-- start Entries --
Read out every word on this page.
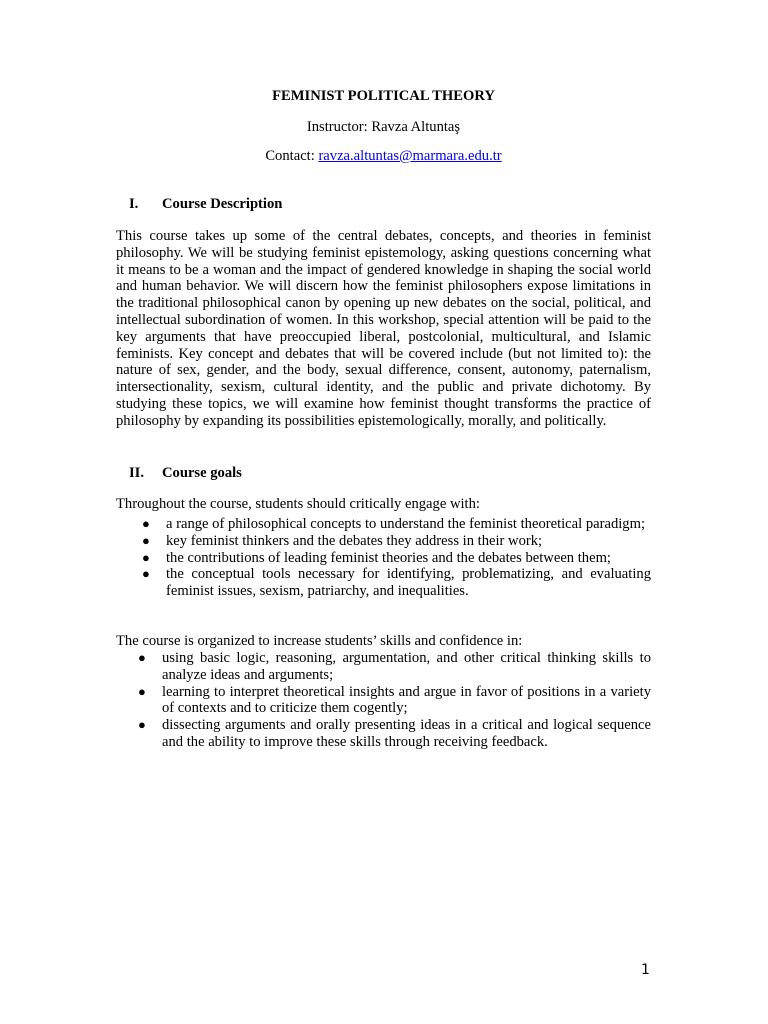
FEMINIST POLITICAL THEORY
Instructor: Ravza Altuntaş
Contact: ravza.altuntas@marmara.edu.tr
I. Course Description

This course takes up some of the central debates, concepts, and theories in feminist philosophy. We will be studying feminist epistemology, asking questions concerning what it means to be a woman and the impact of gendered knowledge in shaping the social world and human behavior. We will discern how the feminist philosophers expose limitations in the traditional philosophical canon by opening up new debates on the social, political, and intellectual subordination of women. In this workshop, special attention will be paid to the key arguments that have preoccupied liberal, postcolonial, multicultural, and Islamic feminists. Key concept and debates that will be covered include (but not limited to): the nature of sex, gender, and the body, sexual difference, consent, autonomy, paternalism, intersectionality, sexism, cultural identity, and the public and private dichotomy. By studying these topics, we will examine how feminist thought transforms the practice of philosophy by expanding its possibilities epistemologically, morally, and politically.

II. Course goals

Throughout the course, students should critically engage with:

● a range of philosophical concepts to understand the feminist theoretical paradigm;
● key feminist thinkers and the debates they address in their work;
● the contributions of leading feminist theories and the debates between them;
● the conceptual tools necessary for identifying, problematizing, and evaluating feminist issues, sexism, patriarchy, and inequalities.

The course is organized to increase students’ skills and confidence in:

● using basic logic, reasoning, argumentation, and other critical thinking skills to analyze ideas and arguments;
● learning to interpret theoretical insights and argue in favor of positions in a variety of contexts and to criticize them cogently;
● dissecting arguments and orally presenting ideas in a critical and logical sequence and the ability to improve these skills through receiving feedback.
1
-- end Entries --
• _Required task_
Copy all lines from the listing that contain "them".

• _Complete output_
● the contributions of leading feminist theories and the debates between them;
● learning to interpret theoretical insights and argue in favor of positions in a variety of contexts and to criticize them cogently;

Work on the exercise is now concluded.